[start of TASK DATA]
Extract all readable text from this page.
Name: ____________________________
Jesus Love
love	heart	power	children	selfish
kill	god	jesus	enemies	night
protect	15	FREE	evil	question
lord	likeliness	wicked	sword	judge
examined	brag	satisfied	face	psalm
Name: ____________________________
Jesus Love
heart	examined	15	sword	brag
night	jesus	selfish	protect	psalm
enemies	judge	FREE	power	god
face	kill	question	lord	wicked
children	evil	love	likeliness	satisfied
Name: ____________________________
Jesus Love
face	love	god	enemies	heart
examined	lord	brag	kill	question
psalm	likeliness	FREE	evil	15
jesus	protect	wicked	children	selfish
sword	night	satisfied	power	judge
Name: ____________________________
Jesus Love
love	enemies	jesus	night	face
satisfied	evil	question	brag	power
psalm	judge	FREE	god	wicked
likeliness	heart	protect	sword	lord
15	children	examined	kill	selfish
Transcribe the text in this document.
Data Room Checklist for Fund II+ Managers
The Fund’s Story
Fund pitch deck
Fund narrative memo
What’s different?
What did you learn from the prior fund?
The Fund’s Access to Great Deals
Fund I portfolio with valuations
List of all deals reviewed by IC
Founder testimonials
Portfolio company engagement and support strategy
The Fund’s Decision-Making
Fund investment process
[end of TASK DATA]
### SHORT EXERCISE
Set down all of the records shown above once more, exactly.

### EXERCISE ANSWER
Extract all readable text from this page.
Name: ____________________________
Jesus Love
love	heart	power	children	selfish
kill	god	jesus	enemies	night
protect	15	FREE	evil	question
lord	likeliness	wicked	sword	judge
examined	brag	satisfied	face	psalm
Name: ____________________________
Jesus Love
heart	examined	15	sword	brag
night	jesus	selfish	protect	psalm
enemies	judge	FREE	power	god
face	kill	question	lord	wicked
children	evil	love	likeliness	satisfied
Name: ____________________________
Jesus Love
face	love	god	enemies	heart
examined	lord	brag	kill	question
psalm	likeliness	FREE	evil	15
jesus	protect	wicked	children	selfish
sword	night	satisfied	power	judge
Name: ____________________________
Jesus Love
love	enemies	jesus	night	face
satisfied	evil	question	brag	power
psalm	judge	FREE	god	wicked
likeliness	heart	protect	sword	lord
15	children	examined	kill	selfish
Transcribe the text in this document.
Data Room Checklist for Fund II+ Managers
The Fund’s Story
Fund pitch deck
Fund narrative memo
What’s different?
What did you learn from the prior fund?
The Fund’s Access to Great Deals
Fund I portfolio with valuations
List of all deals reviewed by IC
Founder testimonials
Portfolio company engagement and support strategy
The Fund’s Decision-Making
Fund investment process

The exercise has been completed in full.